-- Input records --
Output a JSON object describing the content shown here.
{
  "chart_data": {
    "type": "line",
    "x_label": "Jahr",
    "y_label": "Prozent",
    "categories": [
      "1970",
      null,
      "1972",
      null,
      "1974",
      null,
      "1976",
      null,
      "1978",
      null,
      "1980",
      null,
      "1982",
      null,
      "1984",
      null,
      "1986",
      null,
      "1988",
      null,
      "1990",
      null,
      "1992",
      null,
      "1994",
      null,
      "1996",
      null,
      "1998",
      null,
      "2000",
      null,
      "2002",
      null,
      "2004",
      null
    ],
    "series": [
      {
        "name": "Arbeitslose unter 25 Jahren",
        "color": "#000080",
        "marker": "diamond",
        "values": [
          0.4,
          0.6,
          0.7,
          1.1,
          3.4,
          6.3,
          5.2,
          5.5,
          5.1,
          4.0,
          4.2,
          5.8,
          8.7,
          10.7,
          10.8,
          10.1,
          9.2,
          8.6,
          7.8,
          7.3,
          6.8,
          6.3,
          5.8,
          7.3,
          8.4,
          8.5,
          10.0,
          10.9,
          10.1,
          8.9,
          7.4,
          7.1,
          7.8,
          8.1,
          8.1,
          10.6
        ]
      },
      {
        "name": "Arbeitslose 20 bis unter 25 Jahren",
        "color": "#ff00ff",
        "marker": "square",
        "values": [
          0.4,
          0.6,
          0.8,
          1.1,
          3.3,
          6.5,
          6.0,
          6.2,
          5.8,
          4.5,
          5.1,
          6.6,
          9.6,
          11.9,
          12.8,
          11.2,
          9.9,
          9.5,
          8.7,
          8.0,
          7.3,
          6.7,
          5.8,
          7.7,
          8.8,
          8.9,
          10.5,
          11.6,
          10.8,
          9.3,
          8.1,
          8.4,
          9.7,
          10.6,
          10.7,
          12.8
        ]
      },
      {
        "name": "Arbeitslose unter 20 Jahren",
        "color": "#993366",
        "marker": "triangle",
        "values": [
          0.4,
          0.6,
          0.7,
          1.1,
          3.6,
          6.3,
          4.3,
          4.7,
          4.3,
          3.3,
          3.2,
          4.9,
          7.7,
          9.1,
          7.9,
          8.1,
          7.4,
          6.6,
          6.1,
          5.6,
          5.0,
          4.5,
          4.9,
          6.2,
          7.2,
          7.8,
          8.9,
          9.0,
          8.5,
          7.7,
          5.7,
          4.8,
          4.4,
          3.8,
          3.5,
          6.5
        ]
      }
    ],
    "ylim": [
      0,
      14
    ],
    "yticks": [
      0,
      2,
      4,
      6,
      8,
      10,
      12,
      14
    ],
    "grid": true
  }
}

-- Task to complete --
Scan the listing above for the word "marker" and copy every line that holds it.

-- The solution --
        "marker": "diamond",
        "marker": "square",
        "marker": "triangle",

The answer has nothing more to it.